- What you are asked to do
Copy the lines holding the word "JSON", all of them.

(Stored data entries)
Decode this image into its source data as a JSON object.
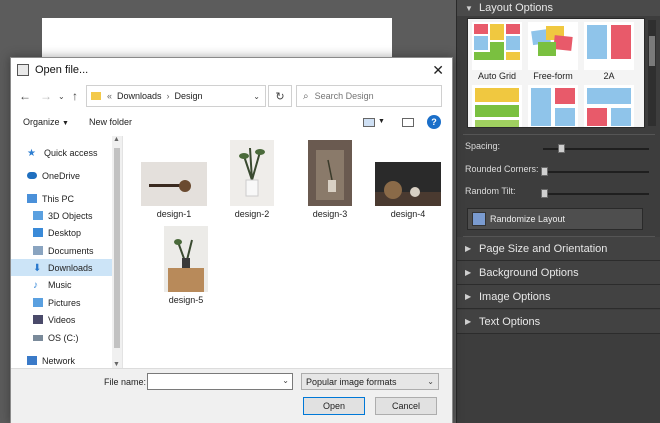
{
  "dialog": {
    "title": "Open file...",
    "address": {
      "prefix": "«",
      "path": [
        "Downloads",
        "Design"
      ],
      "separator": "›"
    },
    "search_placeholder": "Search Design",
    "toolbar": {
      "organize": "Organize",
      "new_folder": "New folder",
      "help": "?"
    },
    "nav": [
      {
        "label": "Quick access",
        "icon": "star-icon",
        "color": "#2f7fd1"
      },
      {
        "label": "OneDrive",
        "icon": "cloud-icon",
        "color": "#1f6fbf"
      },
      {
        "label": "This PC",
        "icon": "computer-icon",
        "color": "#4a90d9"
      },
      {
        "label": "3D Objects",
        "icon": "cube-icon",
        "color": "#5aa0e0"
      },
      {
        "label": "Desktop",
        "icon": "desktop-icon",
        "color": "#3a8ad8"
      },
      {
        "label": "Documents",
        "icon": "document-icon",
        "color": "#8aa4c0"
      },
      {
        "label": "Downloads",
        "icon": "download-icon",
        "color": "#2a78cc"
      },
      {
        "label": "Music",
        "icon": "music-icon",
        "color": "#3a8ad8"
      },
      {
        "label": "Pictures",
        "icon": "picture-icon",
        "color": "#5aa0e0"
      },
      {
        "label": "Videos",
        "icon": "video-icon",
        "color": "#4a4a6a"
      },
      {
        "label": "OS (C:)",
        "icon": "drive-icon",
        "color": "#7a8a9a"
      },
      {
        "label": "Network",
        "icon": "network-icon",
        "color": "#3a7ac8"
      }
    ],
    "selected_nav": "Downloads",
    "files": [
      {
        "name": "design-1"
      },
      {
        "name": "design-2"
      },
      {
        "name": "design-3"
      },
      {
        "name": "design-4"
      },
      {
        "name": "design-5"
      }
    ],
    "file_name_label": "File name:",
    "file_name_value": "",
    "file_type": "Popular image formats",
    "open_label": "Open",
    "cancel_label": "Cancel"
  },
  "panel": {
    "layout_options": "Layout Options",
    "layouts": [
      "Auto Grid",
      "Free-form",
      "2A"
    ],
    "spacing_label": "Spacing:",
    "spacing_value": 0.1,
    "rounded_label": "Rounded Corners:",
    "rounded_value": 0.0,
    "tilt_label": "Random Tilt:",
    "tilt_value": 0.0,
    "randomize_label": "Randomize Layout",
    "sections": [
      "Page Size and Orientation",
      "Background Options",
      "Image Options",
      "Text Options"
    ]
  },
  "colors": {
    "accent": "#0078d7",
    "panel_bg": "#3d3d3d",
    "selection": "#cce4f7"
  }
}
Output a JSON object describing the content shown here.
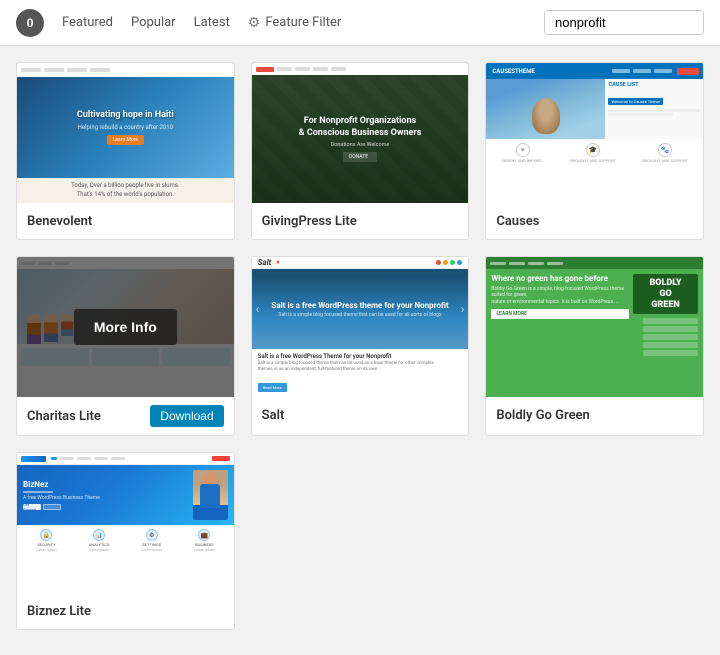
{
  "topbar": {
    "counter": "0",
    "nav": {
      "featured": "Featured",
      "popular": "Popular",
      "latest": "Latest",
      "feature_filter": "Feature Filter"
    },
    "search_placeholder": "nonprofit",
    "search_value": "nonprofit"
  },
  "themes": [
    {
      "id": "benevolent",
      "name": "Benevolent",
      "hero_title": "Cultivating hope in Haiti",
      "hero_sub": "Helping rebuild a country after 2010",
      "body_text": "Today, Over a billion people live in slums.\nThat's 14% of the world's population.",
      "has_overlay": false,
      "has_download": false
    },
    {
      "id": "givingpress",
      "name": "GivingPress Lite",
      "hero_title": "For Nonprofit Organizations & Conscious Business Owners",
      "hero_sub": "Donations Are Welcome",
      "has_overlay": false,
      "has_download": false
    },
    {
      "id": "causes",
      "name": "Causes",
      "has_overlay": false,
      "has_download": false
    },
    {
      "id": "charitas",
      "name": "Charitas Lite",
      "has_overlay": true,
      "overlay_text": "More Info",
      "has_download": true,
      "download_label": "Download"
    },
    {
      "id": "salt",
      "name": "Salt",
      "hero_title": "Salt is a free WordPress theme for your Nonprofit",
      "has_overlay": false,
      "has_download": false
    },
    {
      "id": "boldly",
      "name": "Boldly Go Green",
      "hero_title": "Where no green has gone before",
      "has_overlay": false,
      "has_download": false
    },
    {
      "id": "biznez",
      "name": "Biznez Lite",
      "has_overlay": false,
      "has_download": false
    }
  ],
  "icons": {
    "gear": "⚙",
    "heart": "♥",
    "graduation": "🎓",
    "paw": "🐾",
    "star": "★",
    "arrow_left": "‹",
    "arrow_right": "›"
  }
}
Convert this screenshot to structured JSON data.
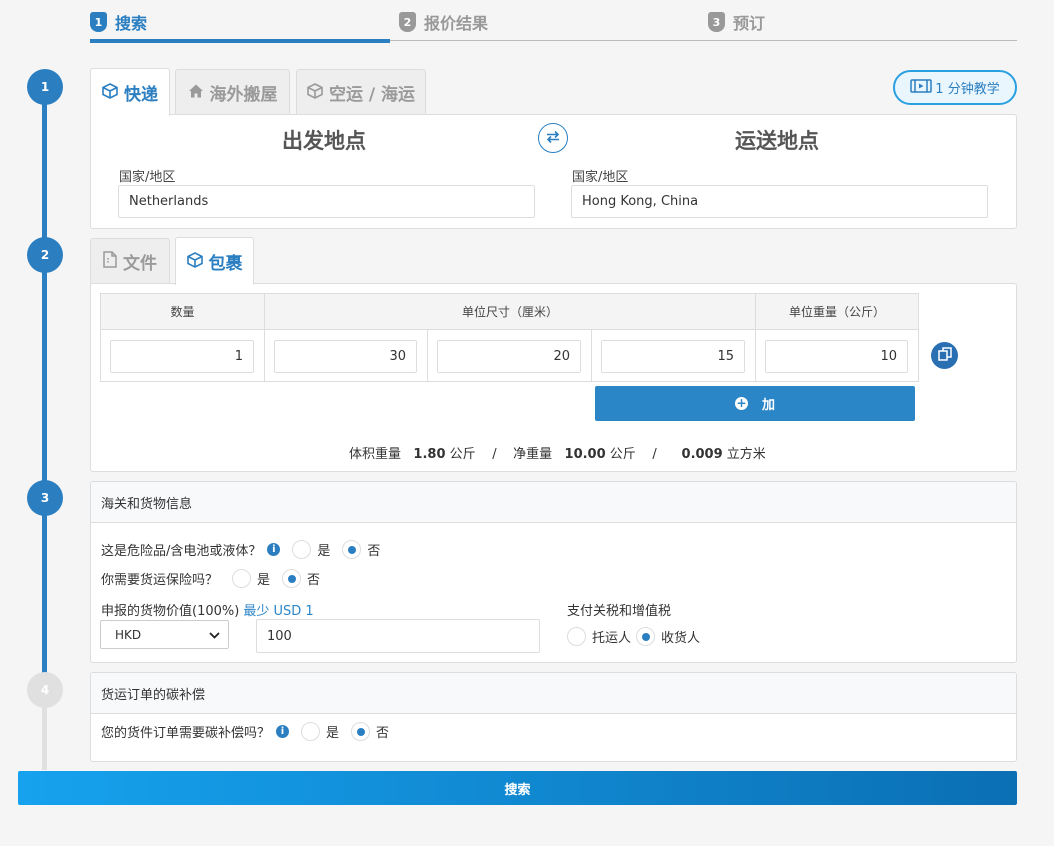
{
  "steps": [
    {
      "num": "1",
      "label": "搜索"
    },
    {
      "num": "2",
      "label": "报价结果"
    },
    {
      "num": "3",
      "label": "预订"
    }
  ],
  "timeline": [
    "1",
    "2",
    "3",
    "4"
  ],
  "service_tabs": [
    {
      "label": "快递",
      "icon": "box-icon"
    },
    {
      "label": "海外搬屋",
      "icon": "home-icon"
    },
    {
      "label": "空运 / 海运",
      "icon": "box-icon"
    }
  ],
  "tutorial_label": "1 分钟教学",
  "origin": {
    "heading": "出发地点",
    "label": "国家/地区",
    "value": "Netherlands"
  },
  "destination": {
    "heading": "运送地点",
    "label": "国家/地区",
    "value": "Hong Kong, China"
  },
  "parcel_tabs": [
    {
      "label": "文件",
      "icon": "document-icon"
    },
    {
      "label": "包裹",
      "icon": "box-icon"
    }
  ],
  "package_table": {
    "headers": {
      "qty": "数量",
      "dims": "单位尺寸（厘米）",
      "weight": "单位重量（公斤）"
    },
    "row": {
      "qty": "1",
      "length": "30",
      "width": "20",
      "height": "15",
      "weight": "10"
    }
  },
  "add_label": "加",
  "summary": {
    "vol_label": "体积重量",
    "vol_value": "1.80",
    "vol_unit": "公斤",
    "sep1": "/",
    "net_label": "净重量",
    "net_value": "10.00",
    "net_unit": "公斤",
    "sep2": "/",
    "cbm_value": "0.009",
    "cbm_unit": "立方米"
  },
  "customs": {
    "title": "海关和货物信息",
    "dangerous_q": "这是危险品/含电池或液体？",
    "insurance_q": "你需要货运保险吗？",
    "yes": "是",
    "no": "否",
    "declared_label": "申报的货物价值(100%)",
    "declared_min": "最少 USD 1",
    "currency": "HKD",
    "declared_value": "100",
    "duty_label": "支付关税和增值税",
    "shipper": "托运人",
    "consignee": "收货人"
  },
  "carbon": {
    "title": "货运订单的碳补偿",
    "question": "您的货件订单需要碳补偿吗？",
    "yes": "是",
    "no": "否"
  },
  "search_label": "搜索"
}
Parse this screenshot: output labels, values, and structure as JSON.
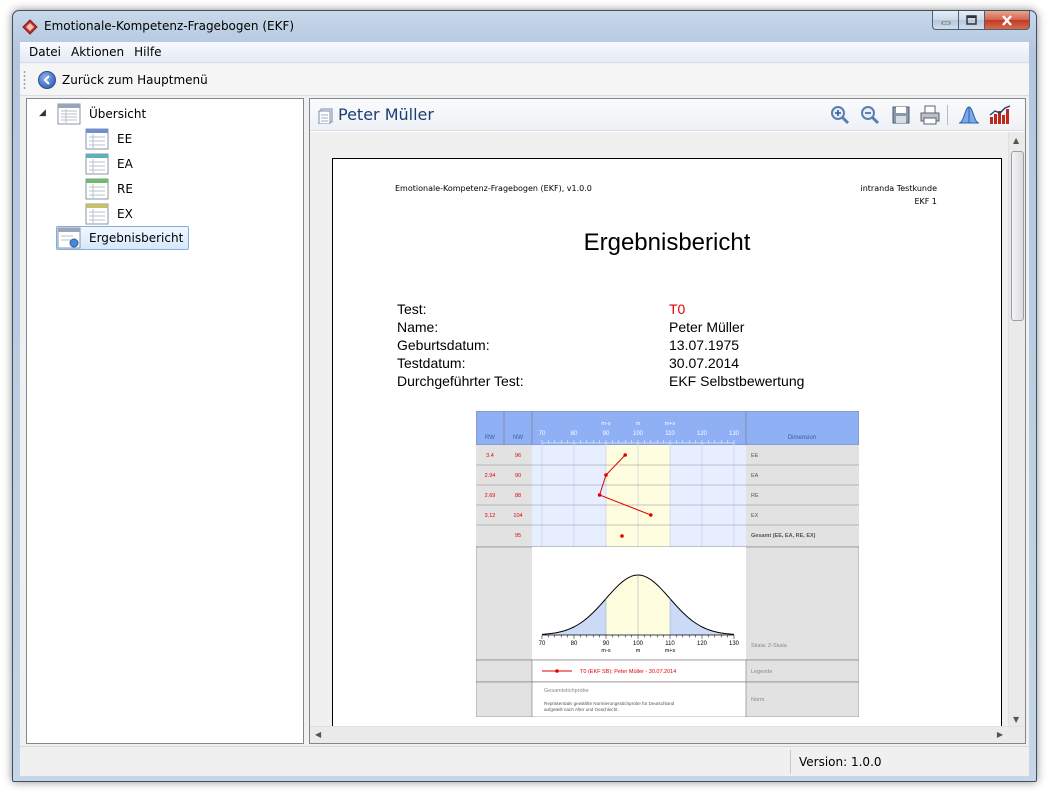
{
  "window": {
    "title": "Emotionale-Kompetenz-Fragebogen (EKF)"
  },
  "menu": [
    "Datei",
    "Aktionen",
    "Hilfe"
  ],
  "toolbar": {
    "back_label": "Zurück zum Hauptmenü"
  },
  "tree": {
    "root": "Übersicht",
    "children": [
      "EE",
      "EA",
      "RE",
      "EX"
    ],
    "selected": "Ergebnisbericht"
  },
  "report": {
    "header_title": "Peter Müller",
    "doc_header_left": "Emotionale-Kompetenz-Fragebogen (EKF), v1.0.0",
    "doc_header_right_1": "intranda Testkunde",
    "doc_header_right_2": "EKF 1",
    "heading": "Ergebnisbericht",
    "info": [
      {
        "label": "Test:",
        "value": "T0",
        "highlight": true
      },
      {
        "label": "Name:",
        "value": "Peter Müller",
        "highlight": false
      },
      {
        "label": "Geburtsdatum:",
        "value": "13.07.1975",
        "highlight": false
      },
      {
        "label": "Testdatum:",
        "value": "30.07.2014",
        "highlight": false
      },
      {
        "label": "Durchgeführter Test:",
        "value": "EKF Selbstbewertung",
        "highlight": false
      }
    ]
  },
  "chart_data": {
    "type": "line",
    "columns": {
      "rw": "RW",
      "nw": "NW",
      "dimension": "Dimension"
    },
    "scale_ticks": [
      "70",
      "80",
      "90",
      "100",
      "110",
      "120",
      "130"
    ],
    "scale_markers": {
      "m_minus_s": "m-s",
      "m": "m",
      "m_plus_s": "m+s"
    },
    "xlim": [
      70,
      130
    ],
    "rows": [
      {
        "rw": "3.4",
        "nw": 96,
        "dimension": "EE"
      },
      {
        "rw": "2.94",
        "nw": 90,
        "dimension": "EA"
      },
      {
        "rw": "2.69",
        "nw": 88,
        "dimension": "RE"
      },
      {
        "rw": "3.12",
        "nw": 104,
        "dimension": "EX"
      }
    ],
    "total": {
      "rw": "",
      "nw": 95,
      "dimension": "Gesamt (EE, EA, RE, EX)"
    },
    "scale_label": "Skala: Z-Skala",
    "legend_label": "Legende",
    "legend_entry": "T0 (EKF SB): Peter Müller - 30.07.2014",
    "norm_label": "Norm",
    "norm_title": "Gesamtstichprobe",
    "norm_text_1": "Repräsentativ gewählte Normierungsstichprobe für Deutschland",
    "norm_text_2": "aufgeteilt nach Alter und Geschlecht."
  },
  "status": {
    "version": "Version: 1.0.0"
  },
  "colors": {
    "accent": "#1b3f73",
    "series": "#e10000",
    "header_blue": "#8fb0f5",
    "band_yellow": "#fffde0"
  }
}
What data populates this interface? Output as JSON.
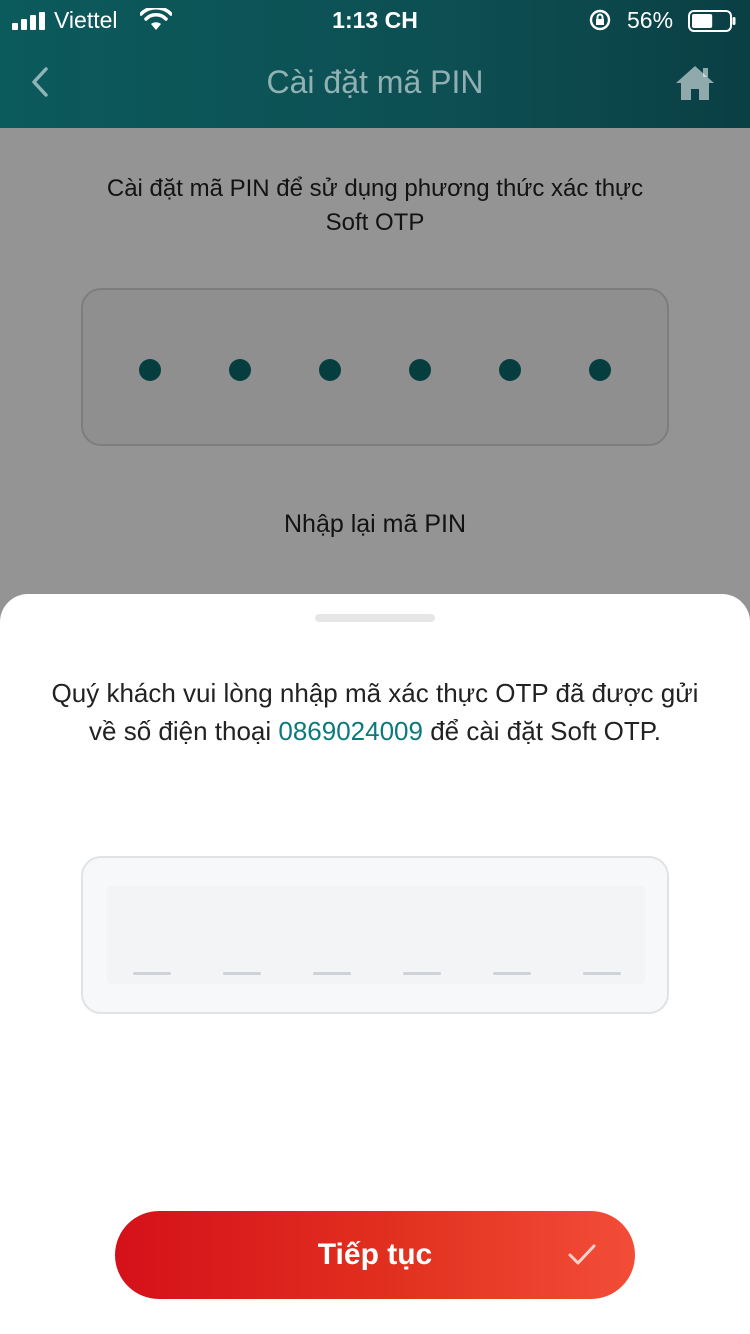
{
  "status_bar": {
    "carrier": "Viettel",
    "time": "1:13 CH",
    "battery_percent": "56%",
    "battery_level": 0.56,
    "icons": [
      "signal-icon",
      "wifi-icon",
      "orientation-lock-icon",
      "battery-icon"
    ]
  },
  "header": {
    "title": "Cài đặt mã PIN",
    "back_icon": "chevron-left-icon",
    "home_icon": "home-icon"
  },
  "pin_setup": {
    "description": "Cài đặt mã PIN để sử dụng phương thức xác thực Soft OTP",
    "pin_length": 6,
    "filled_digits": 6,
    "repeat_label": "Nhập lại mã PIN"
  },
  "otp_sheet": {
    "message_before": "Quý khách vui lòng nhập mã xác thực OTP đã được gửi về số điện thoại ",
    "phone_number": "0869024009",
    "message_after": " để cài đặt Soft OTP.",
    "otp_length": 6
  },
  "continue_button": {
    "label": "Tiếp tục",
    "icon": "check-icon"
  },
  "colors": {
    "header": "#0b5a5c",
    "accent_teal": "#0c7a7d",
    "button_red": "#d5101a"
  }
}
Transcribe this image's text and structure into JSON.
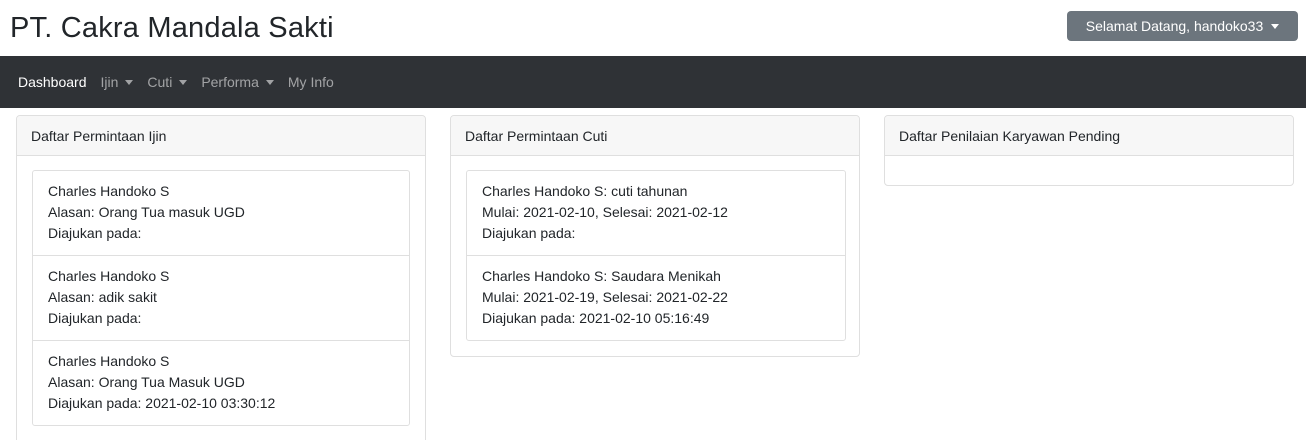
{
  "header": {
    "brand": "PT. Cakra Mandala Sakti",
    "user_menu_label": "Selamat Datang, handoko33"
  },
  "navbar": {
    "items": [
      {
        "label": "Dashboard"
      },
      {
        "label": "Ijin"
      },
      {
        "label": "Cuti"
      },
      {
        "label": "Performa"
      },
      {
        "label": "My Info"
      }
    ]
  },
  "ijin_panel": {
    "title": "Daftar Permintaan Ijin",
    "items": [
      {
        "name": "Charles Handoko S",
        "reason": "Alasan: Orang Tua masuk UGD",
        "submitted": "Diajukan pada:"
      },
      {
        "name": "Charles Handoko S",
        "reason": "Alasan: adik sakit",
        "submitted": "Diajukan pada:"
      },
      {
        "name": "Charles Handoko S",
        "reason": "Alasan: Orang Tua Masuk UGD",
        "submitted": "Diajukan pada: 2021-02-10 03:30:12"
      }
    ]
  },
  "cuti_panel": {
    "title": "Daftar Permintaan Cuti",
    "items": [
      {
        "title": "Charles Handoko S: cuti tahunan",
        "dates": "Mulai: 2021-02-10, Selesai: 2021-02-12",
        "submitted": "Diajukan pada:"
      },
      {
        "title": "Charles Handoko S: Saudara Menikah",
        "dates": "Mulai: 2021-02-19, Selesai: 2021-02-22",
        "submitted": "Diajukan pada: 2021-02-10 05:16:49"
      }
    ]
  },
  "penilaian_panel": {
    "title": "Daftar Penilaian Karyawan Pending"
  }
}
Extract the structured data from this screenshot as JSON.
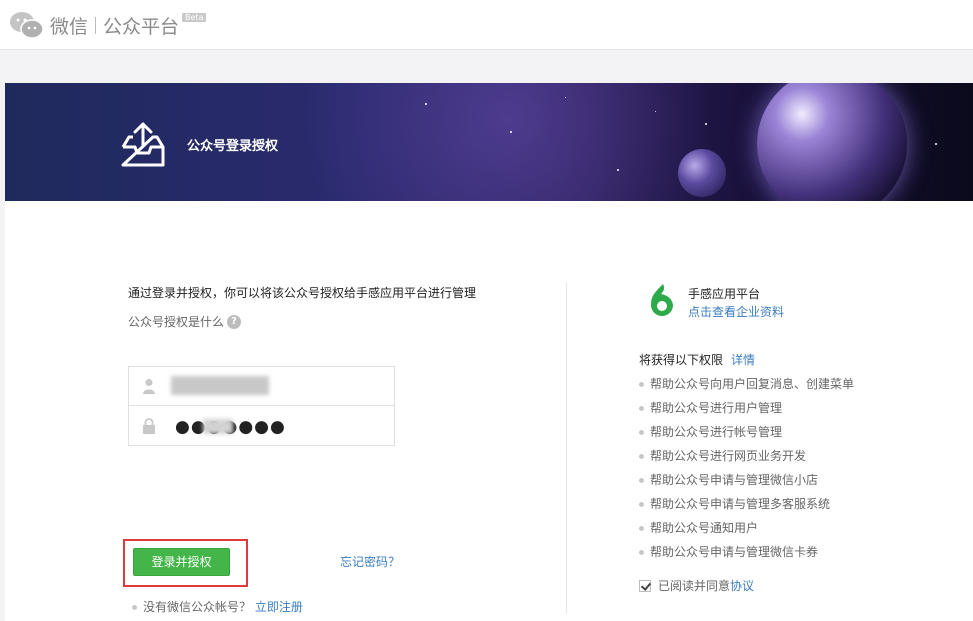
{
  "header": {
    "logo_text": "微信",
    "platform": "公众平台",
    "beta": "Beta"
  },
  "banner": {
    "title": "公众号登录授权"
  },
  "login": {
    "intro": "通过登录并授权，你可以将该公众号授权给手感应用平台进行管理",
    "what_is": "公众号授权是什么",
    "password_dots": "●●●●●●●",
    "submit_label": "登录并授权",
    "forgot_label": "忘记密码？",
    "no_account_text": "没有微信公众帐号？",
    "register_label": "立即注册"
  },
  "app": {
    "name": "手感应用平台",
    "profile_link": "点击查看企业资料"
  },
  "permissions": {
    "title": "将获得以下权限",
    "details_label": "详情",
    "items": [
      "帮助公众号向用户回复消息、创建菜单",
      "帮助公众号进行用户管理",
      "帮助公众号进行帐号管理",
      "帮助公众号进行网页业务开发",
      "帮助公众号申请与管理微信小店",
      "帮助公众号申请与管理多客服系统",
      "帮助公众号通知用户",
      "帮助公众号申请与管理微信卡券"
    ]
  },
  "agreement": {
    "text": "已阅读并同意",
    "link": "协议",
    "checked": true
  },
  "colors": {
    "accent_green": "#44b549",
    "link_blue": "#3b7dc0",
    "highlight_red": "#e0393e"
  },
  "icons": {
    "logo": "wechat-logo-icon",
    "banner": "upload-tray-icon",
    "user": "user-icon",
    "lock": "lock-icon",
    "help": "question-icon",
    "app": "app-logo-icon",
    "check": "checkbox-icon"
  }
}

- Result of the task
Decode this image into its source data as a JSON object.
Output a JSON object describing the content shown here.
Convert this screenshot to structured JSON data.
Parse this screenshot: output labels, values, and structure as JSON.
What data populates this interface? Output as JSON.
Transcribe this image's text and structure into JSON.
Extract the structured data from this screenshot as JSON.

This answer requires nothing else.